→ **Set task**
Exactly as written, quote every line that follows, skipping the images.

→ **Stored rows**
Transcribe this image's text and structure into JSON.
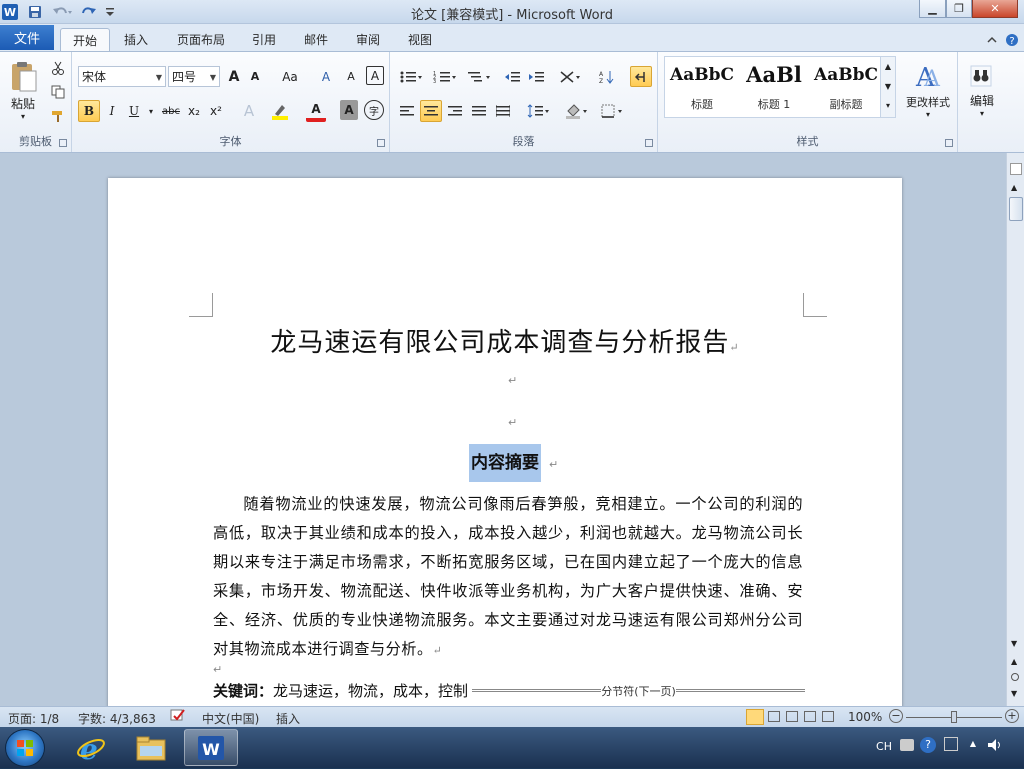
{
  "window": {
    "title": "论文 [兼容模式] - Microsoft Word",
    "app_icon": "W",
    "min_label": "▁",
    "max_label": "❐",
    "close_label": "✕"
  },
  "tabs": {
    "file": "文件",
    "items": [
      "开始",
      "插入",
      "页面布局",
      "引用",
      "邮件",
      "审阅",
      "视图"
    ],
    "active": "开始"
  },
  "ribbon": {
    "clipboard": {
      "label": "剪贴板",
      "paste": "粘贴"
    },
    "font": {
      "label": "字体",
      "font_name": "宋体",
      "font_size": "四号",
      "grow": "A",
      "shrink": "A",
      "change_case": "Aa",
      "bold": "B",
      "italic": "I",
      "underline": "U",
      "strikethrough": "abc",
      "subscript": "x₂",
      "superscript": "x²",
      "font_color": "A",
      "char_shading": "A",
      "enclose": "字",
      "text_effects": "A",
      "clear_format": "A",
      "phonetic": "A",
      "char_border": "A"
    },
    "paragraph": {
      "label": "段落"
    },
    "styles": {
      "label": "样式",
      "items": [
        {
          "sample": "AaBbC",
          "name": "标题"
        },
        {
          "sample": "AaBl",
          "name": "标题 1"
        },
        {
          "sample": "AaBbC",
          "name": "副标题"
        }
      ],
      "change_styles": "更改样式"
    },
    "editing": {
      "label": "编辑"
    }
  },
  "document": {
    "title": "龙马速运有限公司成本调查与分析报告",
    "para_mark": "↵",
    "abstract_heading": "内容摘要",
    "abstract": "随着物流业的快速发展，物流公司像雨后春笋般，竞相建立。一个公司的利润的高低，取决于其业绩和成本的投入，成本投入越少，利润也就越大。龙马物流公司长期以来专注于满足市场需求，不断拓宽服务区域，已在国内建立起了一个庞大的信息采集，市场开发、物流配送、快件收派等业务机构，为广大客户提供快速、准确、安全、经济、优质的专业快递物流服务。本文主要通过对龙马速运有限公司郑州分公司对其物流成本进行调查与分析。",
    "keywords_label": "关键词：",
    "keywords": "龙马速运，物流，成本，控制",
    "section_break": "分节符(下一页)"
  },
  "status": {
    "page": "页面: 1/8",
    "words": "字数: 4/3,863",
    "language": "中文(中国)",
    "mode": "插入",
    "zoom": "100%",
    "zoom_fraction": 0.5
  },
  "taskbar": {
    "ime": "CH",
    "apps": [
      "internet-explorer",
      "file-explorer",
      "microsoft-word"
    ]
  }
}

→ **Output below**
Transcribe this image's text and structure into JSON.
{
  "window": {
    "title": "论文 [兼容模式] - Microsoft Word",
    "app_icon": "W",
    "min_label": "▁",
    "max_label": "❐",
    "close_label": "✕"
  },
  "tabs": {
    "file": "文件",
    "items": [
      "开始",
      "插入",
      "页面布局",
      "引用",
      "邮件",
      "审阅",
      "视图"
    ],
    "active": "开始"
  },
  "ribbon": {
    "clipboard": {
      "label": "剪贴板",
      "paste": "粘贴"
    },
    "font": {
      "label": "字体",
      "font_name": "宋体",
      "font_size": "四号",
      "grow": "A",
      "shrink": "A",
      "change_case": "Aa",
      "bold": "B",
      "italic": "I",
      "underline": "U",
      "strikethrough": "abc",
      "subscript": "x₂",
      "superscript": "x²",
      "font_color": "A",
      "char_shading": "A",
      "enclose": "字",
      "text_effects": "A",
      "clear_format": "A",
      "phonetic": "A",
      "char_border": "A"
    },
    "paragraph": {
      "label": "段落"
    },
    "styles": {
      "label": "样式",
      "items": [
        {
          "sample": "AaBbC",
          "name": "标题"
        },
        {
          "sample": "AaBl",
          "name": "标题 1"
        },
        {
          "sample": "AaBbC",
          "name": "副标题"
        }
      ],
      "change_styles": "更改样式"
    },
    "editing": {
      "label": "编辑"
    }
  },
  "document": {
    "title": "龙马速运有限公司成本调查与分析报告",
    "para_mark": "↵",
    "abstract_heading": "内容摘要",
    "abstract": "随着物流业的快速发展，物流公司像雨后春笋般，竞相建立。一个公司的利润的高低，取决于其业绩和成本的投入，成本投入越少，利润也就越大。龙马物流公司长期以来专注于满足市场需求，不断拓宽服务区域，已在国内建立起了一个庞大的信息采集，市场开发、物流配送、快件收派等业务机构，为广大客户提供快速、准确、安全、经济、优质的专业快递物流服务。本文主要通过对龙马速运有限公司郑州分公司对其物流成本进行调查与分析。",
    "keywords_label": "关键词：",
    "keywords": "龙马速运，物流，成本，控制",
    "section_break": "分节符(下一页)"
  },
  "status": {
    "page": "页面: 1/8",
    "words": "字数: 4/3,863",
    "language": "中文(中国)",
    "mode": "插入",
    "zoom": "100%",
    "zoom_fraction": 0.5
  },
  "taskbar": {
    "ime": "CH",
    "apps": [
      "internet-explorer",
      "file-explorer",
      "microsoft-word"
    ]
  }
}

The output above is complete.